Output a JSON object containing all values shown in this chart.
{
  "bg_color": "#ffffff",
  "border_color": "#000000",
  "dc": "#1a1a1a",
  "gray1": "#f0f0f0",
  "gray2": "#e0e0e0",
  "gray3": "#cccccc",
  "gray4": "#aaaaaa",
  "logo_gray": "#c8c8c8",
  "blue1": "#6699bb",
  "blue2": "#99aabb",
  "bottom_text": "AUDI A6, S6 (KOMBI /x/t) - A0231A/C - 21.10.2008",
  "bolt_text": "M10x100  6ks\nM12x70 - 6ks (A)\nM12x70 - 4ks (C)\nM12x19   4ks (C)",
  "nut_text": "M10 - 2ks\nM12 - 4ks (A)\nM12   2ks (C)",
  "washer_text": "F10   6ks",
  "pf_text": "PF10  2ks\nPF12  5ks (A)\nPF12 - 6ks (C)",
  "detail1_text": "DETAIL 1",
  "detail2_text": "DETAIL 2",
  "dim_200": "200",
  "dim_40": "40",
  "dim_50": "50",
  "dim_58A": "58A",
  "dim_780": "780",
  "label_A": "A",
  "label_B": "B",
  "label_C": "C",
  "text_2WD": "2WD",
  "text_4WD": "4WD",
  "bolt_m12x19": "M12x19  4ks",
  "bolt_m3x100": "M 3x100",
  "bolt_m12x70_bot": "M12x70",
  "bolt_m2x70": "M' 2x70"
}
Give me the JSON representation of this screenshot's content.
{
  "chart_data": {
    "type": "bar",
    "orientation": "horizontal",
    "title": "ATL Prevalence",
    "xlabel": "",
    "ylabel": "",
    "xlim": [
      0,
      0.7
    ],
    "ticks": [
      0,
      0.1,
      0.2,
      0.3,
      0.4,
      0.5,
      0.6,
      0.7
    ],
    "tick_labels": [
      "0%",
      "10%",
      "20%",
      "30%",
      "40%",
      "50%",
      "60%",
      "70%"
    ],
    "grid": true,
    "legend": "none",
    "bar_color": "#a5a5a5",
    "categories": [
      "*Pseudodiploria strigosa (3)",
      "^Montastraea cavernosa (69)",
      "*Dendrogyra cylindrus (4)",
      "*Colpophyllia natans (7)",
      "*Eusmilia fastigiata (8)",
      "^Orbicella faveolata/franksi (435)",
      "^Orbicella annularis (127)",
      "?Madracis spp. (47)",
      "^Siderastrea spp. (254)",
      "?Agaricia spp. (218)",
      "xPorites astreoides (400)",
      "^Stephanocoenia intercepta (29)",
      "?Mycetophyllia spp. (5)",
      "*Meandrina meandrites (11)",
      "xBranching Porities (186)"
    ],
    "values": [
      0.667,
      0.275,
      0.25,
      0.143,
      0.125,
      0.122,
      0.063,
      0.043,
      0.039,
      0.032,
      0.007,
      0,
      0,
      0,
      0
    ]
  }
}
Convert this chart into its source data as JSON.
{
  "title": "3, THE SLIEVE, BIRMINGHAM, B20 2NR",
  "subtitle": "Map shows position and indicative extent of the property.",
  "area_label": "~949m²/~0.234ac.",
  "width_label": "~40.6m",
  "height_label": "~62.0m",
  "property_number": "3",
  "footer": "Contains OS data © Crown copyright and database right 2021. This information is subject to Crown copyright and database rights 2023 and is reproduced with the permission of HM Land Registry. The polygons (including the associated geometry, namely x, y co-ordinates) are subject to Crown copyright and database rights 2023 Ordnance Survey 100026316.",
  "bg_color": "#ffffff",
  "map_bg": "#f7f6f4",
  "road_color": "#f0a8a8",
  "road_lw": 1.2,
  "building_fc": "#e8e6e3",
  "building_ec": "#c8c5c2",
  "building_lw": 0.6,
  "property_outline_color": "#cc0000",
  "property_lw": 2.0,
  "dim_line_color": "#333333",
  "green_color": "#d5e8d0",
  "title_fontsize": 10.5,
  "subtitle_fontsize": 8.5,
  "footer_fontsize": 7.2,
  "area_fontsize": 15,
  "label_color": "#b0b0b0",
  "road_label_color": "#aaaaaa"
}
━━━━
■ Task:
Return each full line of the entries that contains the word "values".

■ Solution:
Output a JSON object containing all values shown in this chart.
    "values": [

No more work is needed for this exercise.